>> Begin TASK INPUTS

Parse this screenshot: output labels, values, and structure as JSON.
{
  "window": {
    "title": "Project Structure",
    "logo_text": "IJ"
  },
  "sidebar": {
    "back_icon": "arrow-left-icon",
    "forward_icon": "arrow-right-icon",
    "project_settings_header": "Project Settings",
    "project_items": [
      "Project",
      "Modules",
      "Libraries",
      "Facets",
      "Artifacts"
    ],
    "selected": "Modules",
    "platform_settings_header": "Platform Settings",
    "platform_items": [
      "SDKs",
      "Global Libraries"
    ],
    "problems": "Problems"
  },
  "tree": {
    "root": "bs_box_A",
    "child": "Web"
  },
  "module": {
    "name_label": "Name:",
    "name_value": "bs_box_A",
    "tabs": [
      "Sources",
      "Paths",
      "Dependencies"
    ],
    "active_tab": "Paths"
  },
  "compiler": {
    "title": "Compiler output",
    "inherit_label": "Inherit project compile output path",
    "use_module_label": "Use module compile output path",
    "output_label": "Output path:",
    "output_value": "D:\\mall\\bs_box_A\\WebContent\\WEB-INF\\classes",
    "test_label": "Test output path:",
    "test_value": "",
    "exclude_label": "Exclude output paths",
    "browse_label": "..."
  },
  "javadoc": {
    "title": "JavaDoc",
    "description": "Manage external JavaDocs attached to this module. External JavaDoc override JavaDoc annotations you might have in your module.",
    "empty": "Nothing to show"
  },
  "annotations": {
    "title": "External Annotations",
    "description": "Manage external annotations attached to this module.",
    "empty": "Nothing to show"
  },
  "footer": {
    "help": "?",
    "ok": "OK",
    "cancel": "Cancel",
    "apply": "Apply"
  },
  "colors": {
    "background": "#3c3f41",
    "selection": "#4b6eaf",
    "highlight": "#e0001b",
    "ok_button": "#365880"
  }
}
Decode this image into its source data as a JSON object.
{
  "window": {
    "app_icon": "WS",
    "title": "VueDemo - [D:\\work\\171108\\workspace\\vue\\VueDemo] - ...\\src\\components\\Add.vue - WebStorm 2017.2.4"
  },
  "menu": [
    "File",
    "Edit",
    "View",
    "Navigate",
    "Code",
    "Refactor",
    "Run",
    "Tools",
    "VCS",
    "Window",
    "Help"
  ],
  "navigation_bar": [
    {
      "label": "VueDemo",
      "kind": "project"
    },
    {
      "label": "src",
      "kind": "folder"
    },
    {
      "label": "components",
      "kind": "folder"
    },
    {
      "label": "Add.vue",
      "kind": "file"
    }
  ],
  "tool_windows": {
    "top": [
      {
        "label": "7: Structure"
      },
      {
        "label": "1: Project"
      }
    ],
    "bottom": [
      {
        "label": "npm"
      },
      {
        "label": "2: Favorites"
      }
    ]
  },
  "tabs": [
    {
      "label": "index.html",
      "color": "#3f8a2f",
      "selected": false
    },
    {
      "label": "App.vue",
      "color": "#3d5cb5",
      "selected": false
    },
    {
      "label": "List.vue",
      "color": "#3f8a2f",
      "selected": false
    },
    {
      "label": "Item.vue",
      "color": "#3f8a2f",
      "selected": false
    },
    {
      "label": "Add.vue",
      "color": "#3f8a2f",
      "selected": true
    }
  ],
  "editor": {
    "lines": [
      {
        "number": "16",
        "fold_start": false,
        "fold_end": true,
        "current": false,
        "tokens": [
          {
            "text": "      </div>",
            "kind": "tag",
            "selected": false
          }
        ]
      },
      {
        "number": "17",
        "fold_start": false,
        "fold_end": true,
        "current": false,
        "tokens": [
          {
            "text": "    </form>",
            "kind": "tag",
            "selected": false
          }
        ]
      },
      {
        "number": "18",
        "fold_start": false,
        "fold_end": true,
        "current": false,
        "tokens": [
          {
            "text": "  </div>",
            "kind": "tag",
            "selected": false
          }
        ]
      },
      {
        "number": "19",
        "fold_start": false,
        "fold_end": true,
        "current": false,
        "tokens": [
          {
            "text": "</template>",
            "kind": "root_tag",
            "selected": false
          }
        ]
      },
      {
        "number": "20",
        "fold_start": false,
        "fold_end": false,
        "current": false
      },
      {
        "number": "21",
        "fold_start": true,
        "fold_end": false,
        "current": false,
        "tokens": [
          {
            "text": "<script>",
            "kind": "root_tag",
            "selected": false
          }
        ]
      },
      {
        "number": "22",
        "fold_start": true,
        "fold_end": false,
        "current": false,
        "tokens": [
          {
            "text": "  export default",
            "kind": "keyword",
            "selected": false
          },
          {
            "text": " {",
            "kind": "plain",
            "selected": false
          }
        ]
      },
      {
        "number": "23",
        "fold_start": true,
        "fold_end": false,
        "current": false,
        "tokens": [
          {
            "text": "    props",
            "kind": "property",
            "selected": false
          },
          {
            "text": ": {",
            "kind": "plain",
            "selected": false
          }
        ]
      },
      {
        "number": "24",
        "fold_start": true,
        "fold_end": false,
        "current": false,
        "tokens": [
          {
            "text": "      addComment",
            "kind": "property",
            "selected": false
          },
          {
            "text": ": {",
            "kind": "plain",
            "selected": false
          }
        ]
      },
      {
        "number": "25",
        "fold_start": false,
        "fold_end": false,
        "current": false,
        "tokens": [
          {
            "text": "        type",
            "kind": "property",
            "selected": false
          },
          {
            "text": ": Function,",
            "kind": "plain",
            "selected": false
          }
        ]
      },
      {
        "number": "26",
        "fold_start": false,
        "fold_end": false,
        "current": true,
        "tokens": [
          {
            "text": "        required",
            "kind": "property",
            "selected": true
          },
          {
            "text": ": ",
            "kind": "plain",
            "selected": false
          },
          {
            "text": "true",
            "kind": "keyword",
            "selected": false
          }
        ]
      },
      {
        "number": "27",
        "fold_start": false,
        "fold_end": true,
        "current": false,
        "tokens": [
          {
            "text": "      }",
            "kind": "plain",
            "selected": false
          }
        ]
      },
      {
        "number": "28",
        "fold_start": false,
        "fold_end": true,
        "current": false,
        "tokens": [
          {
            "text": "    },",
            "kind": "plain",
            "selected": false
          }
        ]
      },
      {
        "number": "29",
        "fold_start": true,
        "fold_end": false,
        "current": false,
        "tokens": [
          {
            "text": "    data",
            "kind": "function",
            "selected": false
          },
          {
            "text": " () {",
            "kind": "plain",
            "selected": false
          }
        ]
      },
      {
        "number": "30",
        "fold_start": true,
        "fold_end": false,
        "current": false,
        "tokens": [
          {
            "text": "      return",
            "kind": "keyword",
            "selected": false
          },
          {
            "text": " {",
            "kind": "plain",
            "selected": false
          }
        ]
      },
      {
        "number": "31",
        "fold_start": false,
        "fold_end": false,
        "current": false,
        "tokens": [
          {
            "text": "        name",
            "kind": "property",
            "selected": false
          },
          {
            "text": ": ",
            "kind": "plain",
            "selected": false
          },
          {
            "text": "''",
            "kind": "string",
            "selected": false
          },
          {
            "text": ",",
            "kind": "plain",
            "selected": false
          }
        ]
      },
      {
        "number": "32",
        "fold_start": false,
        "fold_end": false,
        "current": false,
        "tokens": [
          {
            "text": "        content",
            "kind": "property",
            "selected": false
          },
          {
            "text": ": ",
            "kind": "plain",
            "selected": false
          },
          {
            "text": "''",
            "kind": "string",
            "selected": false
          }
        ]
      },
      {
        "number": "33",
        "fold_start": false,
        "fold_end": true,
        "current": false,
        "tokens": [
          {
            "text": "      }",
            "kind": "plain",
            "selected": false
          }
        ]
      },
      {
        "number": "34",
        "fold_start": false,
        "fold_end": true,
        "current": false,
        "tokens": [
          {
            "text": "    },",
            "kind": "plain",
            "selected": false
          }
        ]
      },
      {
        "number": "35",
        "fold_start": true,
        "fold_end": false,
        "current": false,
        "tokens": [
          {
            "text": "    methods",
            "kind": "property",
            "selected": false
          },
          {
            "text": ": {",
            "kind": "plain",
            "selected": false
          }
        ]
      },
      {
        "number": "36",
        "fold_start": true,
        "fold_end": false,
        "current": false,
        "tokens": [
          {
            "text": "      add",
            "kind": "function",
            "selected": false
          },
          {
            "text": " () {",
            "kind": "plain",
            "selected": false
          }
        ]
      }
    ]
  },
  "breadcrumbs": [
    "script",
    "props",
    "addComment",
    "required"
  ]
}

>> End TASK INPUTS

**OBJECTIVE:**
Which lines hold the word "data"? Show each one.

**RESULT OF THIS EXERCISE:**
Decode this image into its source data as a JSON object.
            "text": "    data",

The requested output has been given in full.